--- AIM OF THE TASK ---
Below are records to repeat exactly. Omit the pictures from the copy.

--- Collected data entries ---
* begin *

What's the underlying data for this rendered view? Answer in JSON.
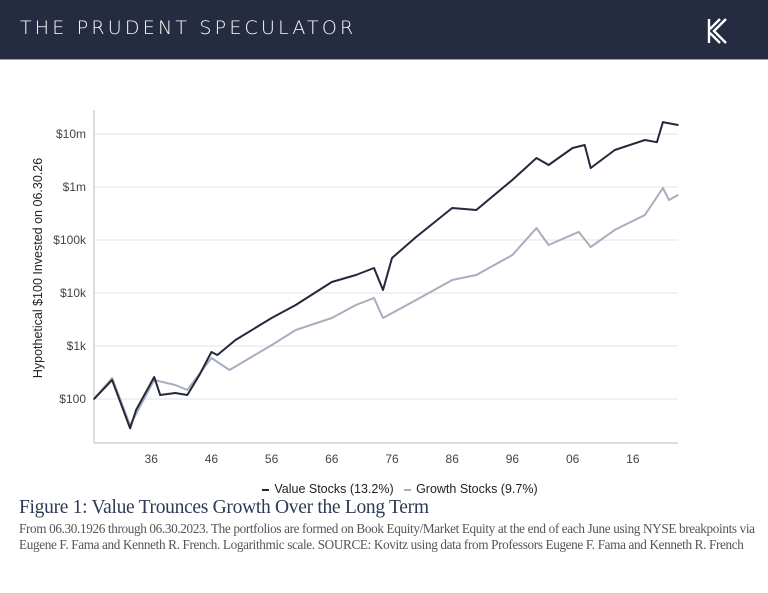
{
  "header": {
    "title": "THE PRUDENT SPECULATOR",
    "logo": "K"
  },
  "colors": {
    "header_bg": "#252c41",
    "value_series": "#23283a",
    "growth_series": "#a8adbf",
    "caption_title": "#2e3a55"
  },
  "chart_data": {
    "type": "line",
    "ylabel": "Hypothetical $100 Invested on 06.30.26",
    "y_scale": "log",
    "ylim": [
      10,
      25000000
    ],
    "xlim": [
      1926.5,
      2023.5
    ],
    "y_ticks": [
      {
        "value": 100,
        "label": "$100"
      },
      {
        "value": 1000,
        "label": "$1k"
      },
      {
        "value": 10000,
        "label": "$10k"
      },
      {
        "value": 100000,
        "label": "$100k"
      },
      {
        "value": 1000000,
        "label": "$1m"
      },
      {
        "value": 10000000,
        "label": "$10m"
      }
    ],
    "x_ticks": [
      {
        "value": 1936,
        "label": "36"
      },
      {
        "value": 1946,
        "label": "46"
      },
      {
        "value": 1956,
        "label": "56"
      },
      {
        "value": 1966,
        "label": "66"
      },
      {
        "value": 1976,
        "label": "76"
      },
      {
        "value": 1986,
        "label": "86"
      },
      {
        "value": 1996,
        "label": "96"
      },
      {
        "value": 2006,
        "label": "06"
      },
      {
        "value": 2016,
        "label": "16"
      }
    ],
    "grid": "horizontal",
    "legend": "bottom",
    "series": [
      {
        "name": "Value Stocks (13.2%)",
        "color": "#23283a",
        "x": [
          1926.5,
          1929.5,
          1932.5,
          1933.5,
          1936.5,
          1937.5,
          1940,
          1942,
          1944,
          1946,
          1947,
          1950,
          1956,
          1960,
          1966,
          1970,
          1973,
          1974.5,
          1976,
          1980,
          1986,
          1990,
          1996,
          2000,
          2002,
          2006,
          2008,
          2009,
          2013,
          2018,
          2020,
          2021,
          2023.5
        ],
        "y": [
          100,
          228,
          28,
          62,
          260,
          119,
          130,
          119,
          284,
          770,
          676,
          1300,
          3375,
          5940,
          16100,
          21900,
          29600,
          11400,
          45700,
          114000,
          402000,
          368000,
          1360000,
          3520000,
          2600000,
          5440000,
          6200000,
          2280000,
          4990000,
          7700000,
          7000000,
          16800000,
          14800000
        ]
      },
      {
        "name": "Growth Stocks (9.7%)",
        "color": "#a8adbf",
        "x": [
          1926.5,
          1929.5,
          1932.5,
          1936.5,
          1940,
          1942,
          1946,
          1949,
          1956,
          1960,
          1966,
          1970,
          1973,
          1974.5,
          1980,
          1986,
          1990,
          1996,
          2000,
          2002,
          2007,
          2009,
          2013,
          2018,
          2021,
          2022,
          2023.5
        ],
        "y": [
          100,
          249,
          32,
          228,
          184,
          148,
          594,
          352,
          1040,
          2000,
          3375,
          5940,
          8050,
          3375,
          7380,
          17600,
          21900,
          52100,
          168000,
          80500,
          142000,
          73800,
          155000,
          296000,
          957000,
          569000,
          706000
        ]
      }
    ]
  },
  "caption": {
    "title": "Figure 1: Value Trounces Growth Over the Long Term",
    "body": "From 06.30.1926 through 06.30.2023. The portfolios are formed on Book Equity/Market Equity at the end of each June using NYSE breakpoints via Eugene F. Fama and Kenneth R. French. Logarithmic scale. SOURCE: Kovitz using data from Professors Eugene F. Fama and Kenneth R. French"
  }
}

* end *

--- TASK ANSWER ---
What's the underlying data for this rendered view? Answer in JSON.
{
  "header": {
    "title": "THE PRUDENT SPECULATOR",
    "logo": "K"
  },
  "colors": {
    "header_bg": "#252c41",
    "value_series": "#23283a",
    "growth_series": "#a8adbf",
    "caption_title": "#2e3a55"
  },
  "chart_data": {
    "type": "line",
    "ylabel": "Hypothetical $100 Invested on 06.30.26",
    "y_scale": "log",
    "ylim": [
      10,
      25000000
    ],
    "xlim": [
      1926.5,
      2023.5
    ],
    "y_ticks": [
      {
        "value": 100,
        "label": "$100"
      },
      {
        "value": 1000,
        "label": "$1k"
      },
      {
        "value": 10000,
        "label": "$10k"
      },
      {
        "value": 100000,
        "label": "$100k"
      },
      {
        "value": 1000000,
        "label": "$1m"
      },
      {
        "value": 10000000,
        "label": "$10m"
      }
    ],
    "x_ticks": [
      {
        "value": 1936,
        "label": "36"
      },
      {
        "value": 1946,
        "label": "46"
      },
      {
        "value": 1956,
        "label": "56"
      },
      {
        "value": 1966,
        "label": "66"
      },
      {
        "value": 1976,
        "label": "76"
      },
      {
        "value": 1986,
        "label": "86"
      },
      {
        "value": 1996,
        "label": "96"
      },
      {
        "value": 2006,
        "label": "06"
      },
      {
        "value": 2016,
        "label": "16"
      }
    ],
    "grid": "horizontal",
    "legend": "bottom",
    "series": [
      {
        "name": "Value Stocks (13.2%)",
        "color": "#23283a",
        "x": [
          1926.5,
          1929.5,
          1932.5,
          1933.5,
          1936.5,
          1937.5,
          1940,
          1942,
          1944,
          1946,
          1947,
          1950,
          1956,
          1960,
          1966,
          1970,
          1973,
          1974.5,
          1976,
          1980,
          1986,
          1990,
          1996,
          2000,
          2002,
          2006,
          2008,
          2009,
          2013,
          2018,
          2020,
          2021,
          2023.5
        ],
        "y": [
          100,
          228,
          28,
          62,
          260,
          119,
          130,
          119,
          284,
          770,
          676,
          1300,
          3375,
          5940,
          16100,
          21900,
          29600,
          11400,
          45700,
          114000,
          402000,
          368000,
          1360000,
          3520000,
          2600000,
          5440000,
          6200000,
          2280000,
          4990000,
          7700000,
          7000000,
          16800000,
          14800000
        ]
      },
      {
        "name": "Growth Stocks (9.7%)",
        "color": "#a8adbf",
        "x": [
          1926.5,
          1929.5,
          1932.5,
          1936.5,
          1940,
          1942,
          1946,
          1949,
          1956,
          1960,
          1966,
          1970,
          1973,
          1974.5,
          1980,
          1986,
          1990,
          1996,
          2000,
          2002,
          2007,
          2009,
          2013,
          2018,
          2021,
          2022,
          2023.5
        ],
        "y": [
          100,
          249,
          32,
          228,
          184,
          148,
          594,
          352,
          1040,
          2000,
          3375,
          5940,
          8050,
          3375,
          7380,
          17600,
          21900,
          52100,
          168000,
          80500,
          142000,
          73800,
          155000,
          296000,
          957000,
          569000,
          706000
        ]
      }
    ]
  },
  "caption": {
    "title": "Figure 1: Value Trounces Growth Over the Long Term",
    "body": "From 06.30.1926 through 06.30.2023. The portfolios are formed on Book Equity/Market Equity at the end of each June using NYSE breakpoints via Eugene F. Fama and Kenneth R. French. Logarithmic scale. SOURCE: Kovitz using data from Professors Eugene F. Fama and Kenneth R. French"
  }
}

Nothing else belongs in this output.